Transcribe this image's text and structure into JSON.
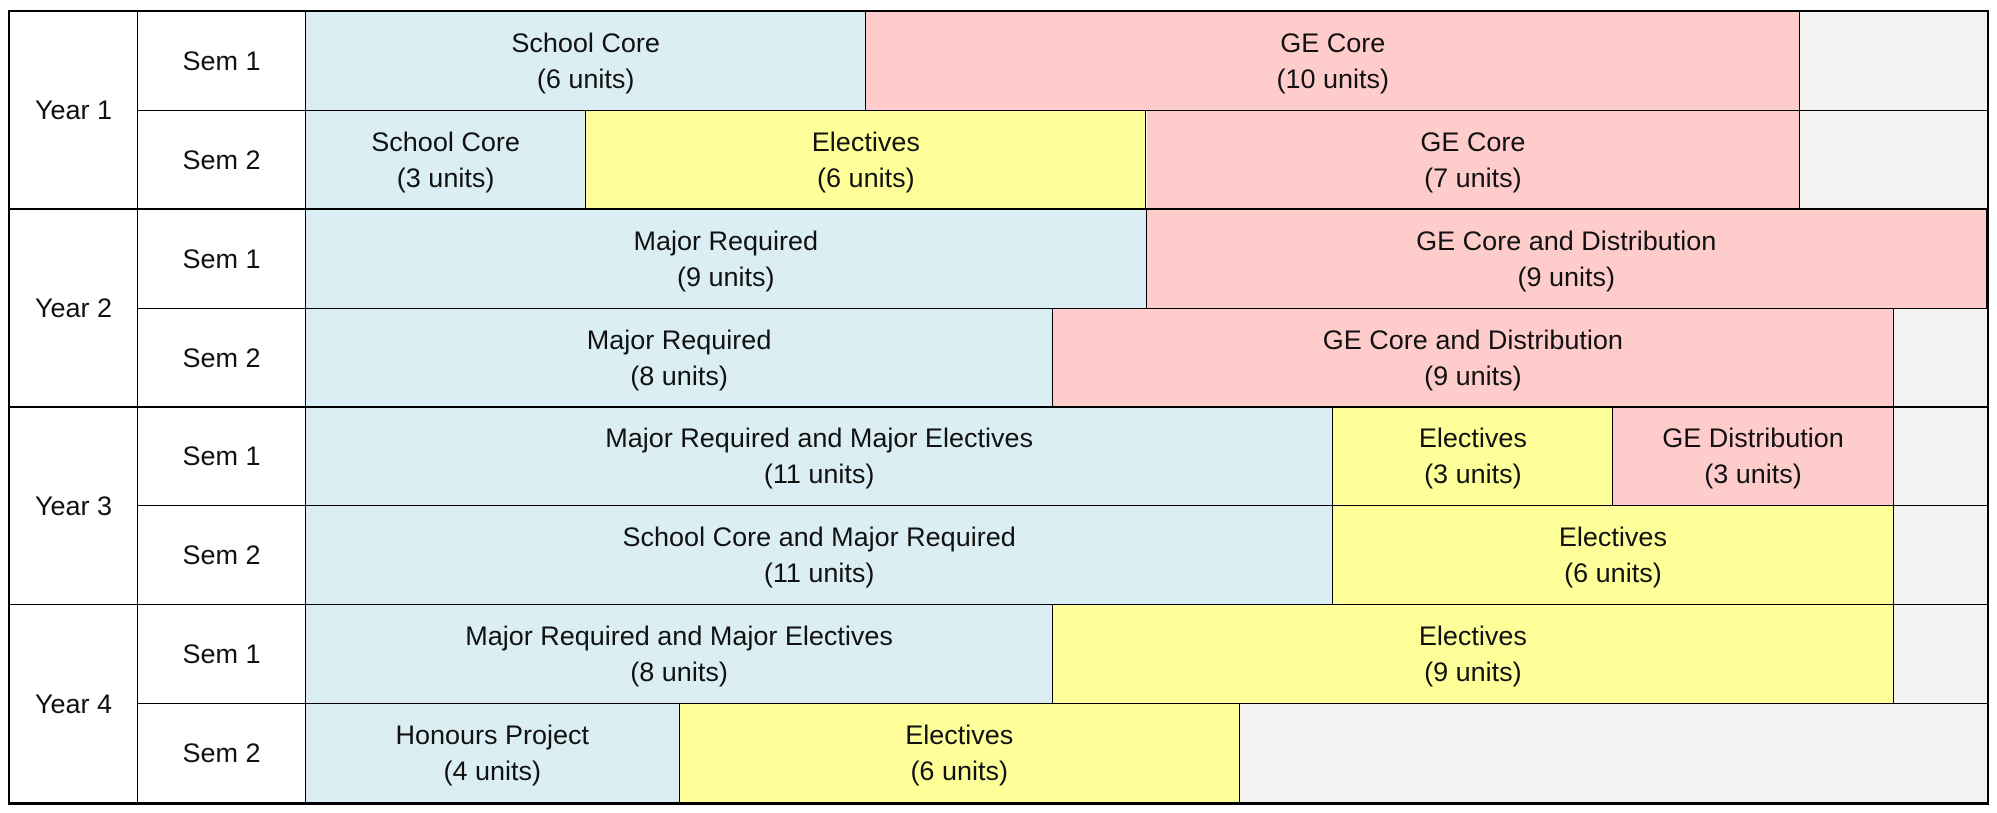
{
  "colors": {
    "school": "#daeef3",
    "elective": "#ffff99",
    "ge": "#ffcccc",
    "empty": "#f2f2f2"
  },
  "scale_units": 18,
  "years": [
    {
      "label": "Year 1",
      "semesters": [
        {
          "label": "Sem 1",
          "blocks": [
            {
              "name": "School Core",
              "units_label": "(6 units)",
              "units": 6,
              "category": "school"
            },
            {
              "name": "GE Core",
              "units_label": "(10 units)",
              "units": 10,
              "category": "ge"
            }
          ]
        },
        {
          "label": "Sem 2",
          "blocks": [
            {
              "name": "School Core",
              "units_label": "(3 units)",
              "units": 3,
              "category": "school"
            },
            {
              "name": "Electives",
              "units_label": "(6 units)",
              "units": 6,
              "category": "elective"
            },
            {
              "name": "GE Core",
              "units_label": "(7 units)",
              "units": 7,
              "category": "ge"
            }
          ]
        }
      ]
    },
    {
      "label": "Year 2",
      "semesters": [
        {
          "label": "Sem 1",
          "blocks": [
            {
              "name": "Major Required",
              "units_label": "(9 units)",
              "units": 9,
              "category": "school"
            },
            {
              "name": "GE Core and Distribution",
              "units_label": "(9 units)",
              "units": 9,
              "category": "ge"
            }
          ]
        },
        {
          "label": "Sem 2",
          "blocks": [
            {
              "name": "Major Required",
              "units_label": "(8 units)",
              "units": 8,
              "category": "school"
            },
            {
              "name": "GE Core and Distribution",
              "units_label": "(9 units)",
              "units": 9,
              "category": "ge"
            }
          ]
        }
      ]
    },
    {
      "label": "Year 3",
      "semesters": [
        {
          "label": "Sem 1",
          "blocks": [
            {
              "name": "Major Required and Major Electives",
              "units_label": "(11 units)",
              "units": 11,
              "category": "school"
            },
            {
              "name": "Electives",
              "units_label": "(3 units)",
              "units": 3,
              "category": "elective"
            },
            {
              "name": "GE Distribution",
              "units_label": "(3 units)",
              "units": 3,
              "category": "ge"
            }
          ]
        },
        {
          "label": "Sem 2",
          "blocks": [
            {
              "name": "School Core and Major Required",
              "units_label": "(11 units)",
              "units": 11,
              "category": "school"
            },
            {
              "name": "Electives",
              "units_label": "(6 units)",
              "units": 6,
              "category": "elective"
            }
          ]
        }
      ]
    },
    {
      "label": "Year 4",
      "semesters": [
        {
          "label": "Sem 1",
          "blocks": [
            {
              "name": "Major Required and Major Electives",
              "units_label": "(8 units)",
              "units": 8,
              "category": "school"
            },
            {
              "name": "Electives",
              "units_label": "(9 units)",
              "units": 9,
              "category": "elective"
            }
          ]
        },
        {
          "label": "Sem 2",
          "blocks": [
            {
              "name": "Honours Project",
              "units_label": "(4 units)",
              "units": 4,
              "category": "school"
            },
            {
              "name": "Electives",
              "units_label": "(6 units)",
              "units": 6,
              "category": "elective"
            }
          ]
        }
      ]
    }
  ]
}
⁂
• [Required task]: Quote the entries in full. Any image among them is to be omitted from the copy.

• [Finished exercise]:
Transcribe this image's text and structure into JSON.
{
  "colors": {
    "school": "#daeef3",
    "elective": "#ffff99",
    "ge": "#ffcccc",
    "empty": "#f2f2f2"
  },
  "scale_units": 18,
  "years": [
    {
      "label": "Year 1",
      "semesters": [
        {
          "label": "Sem 1",
          "blocks": [
            {
              "name": "School Core",
              "units_label": "(6 units)",
              "units": 6,
              "category": "school"
            },
            {
              "name": "GE Core",
              "units_label": "(10 units)",
              "units": 10,
              "category": "ge"
            }
          ]
        },
        {
          "label": "Sem 2",
          "blocks": [
            {
              "name": "School Core",
              "units_label": "(3 units)",
              "units": 3,
              "category": "school"
            },
            {
              "name": "Electives",
              "units_label": "(6 units)",
              "units": 6,
              "category": "elective"
            },
            {
              "name": "GE Core",
              "units_label": "(7 units)",
              "units": 7,
              "category": "ge"
            }
          ]
        }
      ]
    },
    {
      "label": "Year 2",
      "semesters": [
        {
          "label": "Sem 1",
          "blocks": [
            {
              "name": "Major Required",
              "units_label": "(9 units)",
              "units": 9,
              "category": "school"
            },
            {
              "name": "GE Core and Distribution",
              "units_label": "(9 units)",
              "units": 9,
              "category": "ge"
            }
          ]
        },
        {
          "label": "Sem 2",
          "blocks": [
            {
              "name": "Major Required",
              "units_label": "(8 units)",
              "units": 8,
              "category": "school"
            },
            {
              "name": "GE Core and Distribution",
              "units_label": "(9 units)",
              "units": 9,
              "category": "ge"
            }
          ]
        }
      ]
    },
    {
      "label": "Year 3",
      "semesters": [
        {
          "label": "Sem 1",
          "blocks": [
            {
              "name": "Major Required and Major Electives",
              "units_label": "(11 units)",
              "units": 11,
              "category": "school"
            },
            {
              "name": "Electives",
              "units_label": "(3 units)",
              "units": 3,
              "category": "elective"
            },
            {
              "name": "GE Distribution",
              "units_label": "(3 units)",
              "units": 3,
              "category": "ge"
            }
          ]
        },
        {
          "label": "Sem 2",
          "blocks": [
            {
              "name": "School Core and Major Required",
              "units_label": "(11 units)",
              "units": 11,
              "category": "school"
            },
            {
              "name": "Electives",
              "units_label": "(6 units)",
              "units": 6,
              "category": "elective"
            }
          ]
        }
      ]
    },
    {
      "label": "Year 4",
      "semesters": [
        {
          "label": "Sem 1",
          "blocks": [
            {
              "name": "Major Required and Major Electives",
              "units_label": "(8 units)",
              "units": 8,
              "category": "school"
            },
            {
              "name": "Electives",
              "units_label": "(9 units)",
              "units": 9,
              "category": "elective"
            }
          ]
        },
        {
          "label": "Sem 2",
          "blocks": [
            {
              "name": "Honours Project",
              "units_label": "(4 units)",
              "units": 4,
              "category": "school"
            },
            {
              "name": "Electives",
              "units_label": "(6 units)",
              "units": 6,
              "category": "elective"
            }
          ]
        }
      ]
    }
  ]
}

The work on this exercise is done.